# TEKS KUTIPAN
►

Bus Tiga Botol

Bus Tiga Botol
Suroboyo Bus saat melintas di Jalan Gubernur Suryo, Surabaya. Foto: SURYANTO/RADAR SURABAYA

jpnn.com - Ada bus umum unik di Surabaya: bayarnya pakai botol plastik. Itulah bus gagasan Bu Risma, wali kota Surabaya yang tahun lalu diangkat menjadi menteri sosial.

Bus itu genap berumur tiga tahun –minggu lalu. Masih bertahan –dengan sistem bayar pakai botol plastik itu. Selama tiga tahun –menurut dinas perhubungan– terkumpul botol plastik 150 ton.

◄

# KERJAKAN INI
Lanjutkan artikel di atas tentang bus Surabaya yang dibayar dengan botol plastik, mulai dari sesudah kalimat terakhirnya.

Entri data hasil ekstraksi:
►

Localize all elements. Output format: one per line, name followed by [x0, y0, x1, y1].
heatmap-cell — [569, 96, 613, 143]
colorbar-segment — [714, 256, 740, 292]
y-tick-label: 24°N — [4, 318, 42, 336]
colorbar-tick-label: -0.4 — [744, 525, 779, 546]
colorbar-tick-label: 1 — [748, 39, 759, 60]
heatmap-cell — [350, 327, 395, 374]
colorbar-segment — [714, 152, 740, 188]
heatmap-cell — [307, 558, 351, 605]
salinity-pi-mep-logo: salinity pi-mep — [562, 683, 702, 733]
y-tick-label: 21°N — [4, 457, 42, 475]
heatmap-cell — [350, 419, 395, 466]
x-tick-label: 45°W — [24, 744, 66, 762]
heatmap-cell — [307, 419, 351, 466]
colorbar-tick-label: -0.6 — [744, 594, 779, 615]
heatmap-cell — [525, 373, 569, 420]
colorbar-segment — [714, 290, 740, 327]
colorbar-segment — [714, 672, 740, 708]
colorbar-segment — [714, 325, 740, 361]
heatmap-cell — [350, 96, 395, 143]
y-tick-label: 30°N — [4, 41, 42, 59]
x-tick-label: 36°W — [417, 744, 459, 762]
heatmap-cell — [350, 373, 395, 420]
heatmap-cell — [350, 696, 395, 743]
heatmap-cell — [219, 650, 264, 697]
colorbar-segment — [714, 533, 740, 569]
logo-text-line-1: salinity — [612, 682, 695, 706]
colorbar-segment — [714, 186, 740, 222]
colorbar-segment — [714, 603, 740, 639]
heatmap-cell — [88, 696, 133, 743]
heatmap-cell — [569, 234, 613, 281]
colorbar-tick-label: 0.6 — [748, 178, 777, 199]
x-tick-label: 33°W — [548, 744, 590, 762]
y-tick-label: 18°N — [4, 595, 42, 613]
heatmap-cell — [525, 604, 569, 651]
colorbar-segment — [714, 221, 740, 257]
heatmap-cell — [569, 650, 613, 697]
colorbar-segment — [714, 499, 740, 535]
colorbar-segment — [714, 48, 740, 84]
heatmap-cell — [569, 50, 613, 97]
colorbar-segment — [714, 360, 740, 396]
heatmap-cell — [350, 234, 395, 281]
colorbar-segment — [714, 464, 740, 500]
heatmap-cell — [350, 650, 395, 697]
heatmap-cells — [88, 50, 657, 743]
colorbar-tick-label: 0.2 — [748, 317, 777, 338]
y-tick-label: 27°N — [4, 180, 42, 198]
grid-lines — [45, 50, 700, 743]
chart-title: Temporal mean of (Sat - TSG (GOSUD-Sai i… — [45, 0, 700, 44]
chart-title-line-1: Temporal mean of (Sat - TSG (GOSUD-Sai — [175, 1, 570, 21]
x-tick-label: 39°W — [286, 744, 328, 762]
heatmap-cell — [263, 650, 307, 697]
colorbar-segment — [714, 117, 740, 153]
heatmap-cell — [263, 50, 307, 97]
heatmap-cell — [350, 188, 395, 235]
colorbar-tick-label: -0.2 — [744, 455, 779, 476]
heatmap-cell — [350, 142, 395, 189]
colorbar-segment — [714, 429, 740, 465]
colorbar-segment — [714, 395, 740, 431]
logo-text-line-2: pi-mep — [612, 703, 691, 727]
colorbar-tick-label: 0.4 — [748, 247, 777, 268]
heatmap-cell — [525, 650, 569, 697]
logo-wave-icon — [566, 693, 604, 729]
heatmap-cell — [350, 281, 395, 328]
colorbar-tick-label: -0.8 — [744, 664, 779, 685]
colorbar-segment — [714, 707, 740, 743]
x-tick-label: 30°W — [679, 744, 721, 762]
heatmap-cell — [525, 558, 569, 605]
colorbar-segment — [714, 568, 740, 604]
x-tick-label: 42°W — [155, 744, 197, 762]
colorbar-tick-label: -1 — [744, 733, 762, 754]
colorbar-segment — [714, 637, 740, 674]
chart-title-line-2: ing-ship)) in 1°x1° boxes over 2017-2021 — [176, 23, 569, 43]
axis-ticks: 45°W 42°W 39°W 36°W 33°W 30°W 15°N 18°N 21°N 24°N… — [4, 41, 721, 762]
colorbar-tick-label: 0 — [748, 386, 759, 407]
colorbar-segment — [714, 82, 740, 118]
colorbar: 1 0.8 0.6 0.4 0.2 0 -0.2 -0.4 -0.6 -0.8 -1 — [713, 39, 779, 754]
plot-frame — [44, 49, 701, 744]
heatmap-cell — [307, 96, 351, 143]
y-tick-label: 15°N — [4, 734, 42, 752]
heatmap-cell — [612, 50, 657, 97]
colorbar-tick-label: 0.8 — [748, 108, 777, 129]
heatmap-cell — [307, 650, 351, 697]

◄

# HASIL LATIHAN
Botol-botol itu dijual. Laku Rp 500 juta –angka asumsi berdasar perolehan tahun pertama. Masih jauh dari pengeluaran pengoperasian bus. Yang per bulan tagihan BBM Dexlite sekitar Rp 500 juta –yang kalau ditotal, tiga tahun, sekitar Rp 18 miliar.

Namun, bus itu memang tidak untuk bisnis. Tidak harus untung. Bus itu milik Pemkot Surabaya. Dibiayai dari anggaran pemerintah kota. Bahwa sistem pembayarannya pakai botol plastik, itu sesuai dengan misi lingkungan Pemkot Surabaya yang memang begitu mementingkan kebersihan dan pertamanan.

Penampilan busnya sendiri masih terawat. Tetap bersih dan keren. Jumlahnya 20 bus. Warna dominannya merah-hati dengan ilustrasi finyet yang bagus.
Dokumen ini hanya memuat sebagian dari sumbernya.